## TASK DETAILS
Count the lines below that contain the word "assets". Give only the number.

## RECORDS SHOWN
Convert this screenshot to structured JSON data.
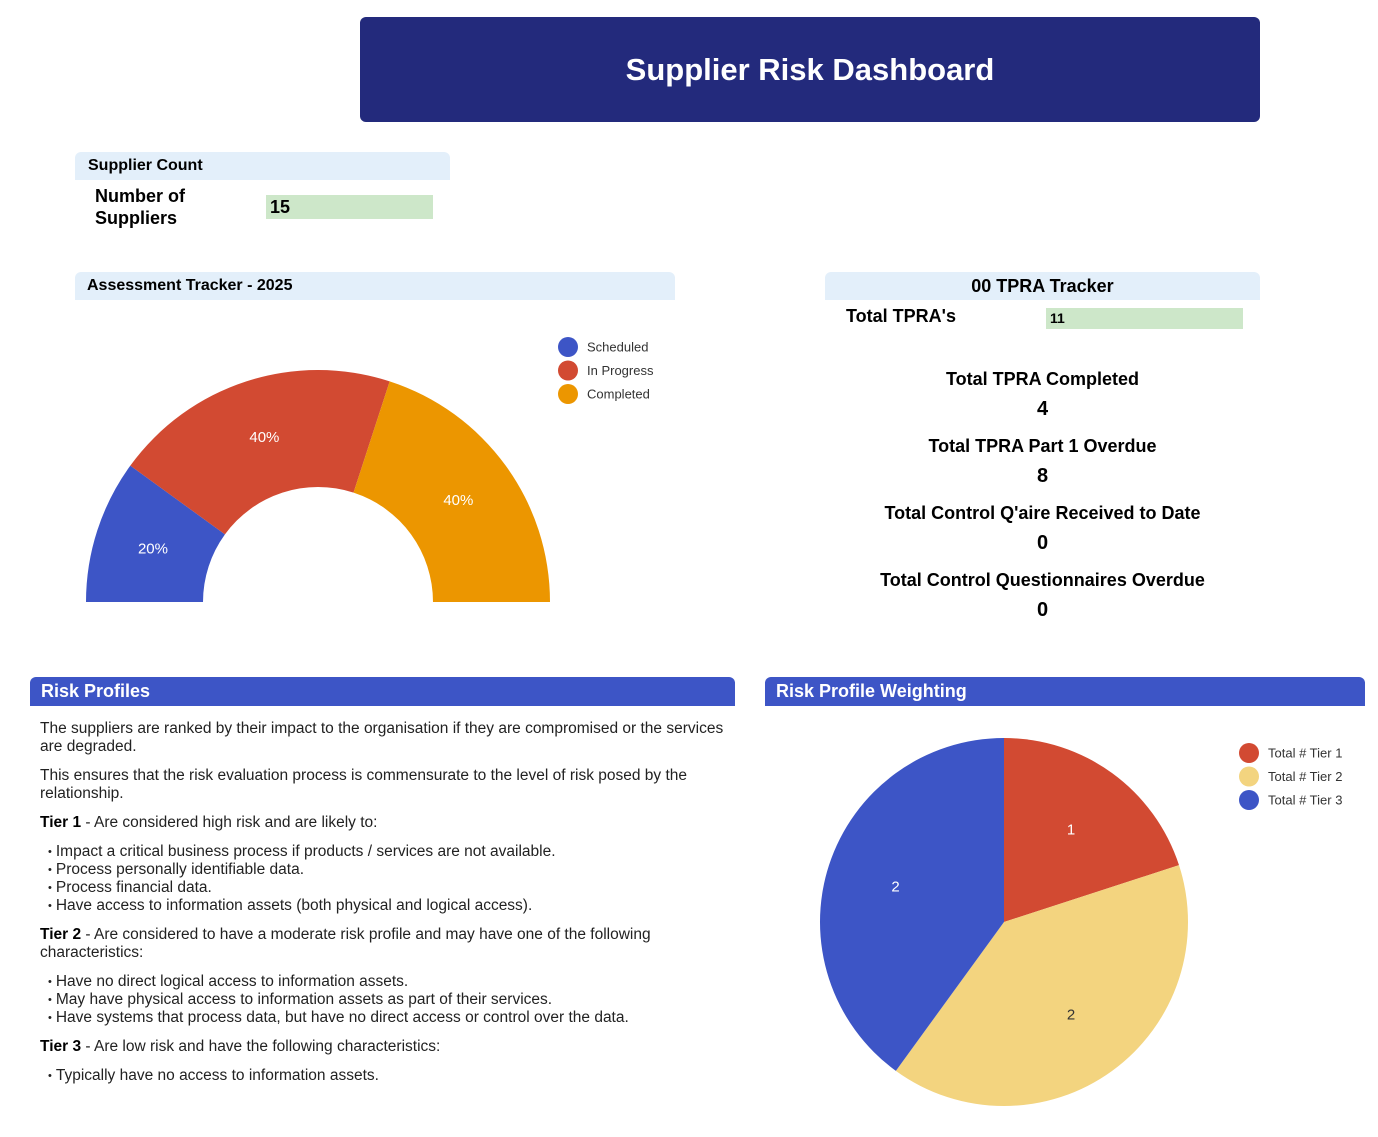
{
  "header": {
    "title": "Supplier Risk Dashboard"
  },
  "supplier_count": {
    "heading": "Supplier Count",
    "label": "Number of Suppliers",
    "value": "15"
  },
  "assessment": {
    "heading": "Assessment Tracker - 2025",
    "legend": [
      "Scheduled",
      "In Progress",
      "Completed"
    ],
    "slice_labels": [
      "20%",
      "40%",
      "40%"
    ]
  },
  "tpra": {
    "heading": "00 TPRA Tracker",
    "total_label": "Total TPRA's",
    "total_value": "11",
    "stats": [
      {
        "label": "Total TPRA Completed",
        "value": "4"
      },
      {
        "label": "Total TPRA Part 1 Overdue",
        "value": "8"
      },
      {
        "label": "Total Control Q'aire Received to Date",
        "value": "0"
      },
      {
        "label": "Total Control Questionnaires Overdue",
        "value": "0"
      }
    ]
  },
  "risk_profiles": {
    "heading": "Risk Profiles",
    "intro1": "The suppliers are ranked by their impact to the organisation if they are compromised or the services are degraded.",
    "intro2": "This ensures that the risk evaluation process is commensurate to the level of risk posed by the relationship.",
    "tier1": {
      "name": "Tier 1",
      "desc": " - Are considered high risk and are likely to:",
      "items": [
        "Impact a critical business process if products / services are not available.",
        "Process personally identifiable data.",
        "Process financial data.",
        "Have access to information assets (both physical and logical access)."
      ]
    },
    "tier2": {
      "name": "Tier 2",
      "desc": " - Are considered to have a moderate risk profile and may have one of the following characteristics:",
      "items": [
        "Have no direct logical access to information assets.",
        "May have physical access to information assets as part of their services.",
        "Have systems that process data, but have no direct access or control over the data."
      ]
    },
    "tier3": {
      "name": "Tier 3",
      "desc": " - Are low risk and have the following characteristics:",
      "items": [
        "Typically have no access to information assets."
      ]
    }
  },
  "risk_weighting": {
    "heading": "Risk Profile Weighting"
  },
  "colors": {
    "banner": "#232a7c",
    "blue": "#3d55c6",
    "red": "#d24a32",
    "orange": "#ec9600",
    "yellow": "#f3d47f",
    "light_header": "#e3effa",
    "green": "#cde7c9"
  },
  "chart_data": [
    {
      "type": "pie",
      "variant": "half-donut",
      "categories": [
        "Scheduled",
        "In Progress",
        "Completed"
      ],
      "values": [
        20,
        40,
        40
      ],
      "data_labels": [
        "20%",
        "40%",
        "40%"
      ],
      "colors": [
        "#3d55c6",
        "#d24a32",
        "#ec9600"
      ],
      "legend": "top-right"
    },
    {
      "type": "pie",
      "categories": [
        "Total # Tier 1",
        "Total # Tier 2",
        "Total # Tier 3"
      ],
      "values": [
        1,
        2,
        2
      ],
      "data_labels": [
        "1",
        "2",
        "2"
      ],
      "colors": [
        "#d24a32",
        "#f3d47f",
        "#3d55c6"
      ],
      "legend": "top-right"
    }
  ]
}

## RESULT
4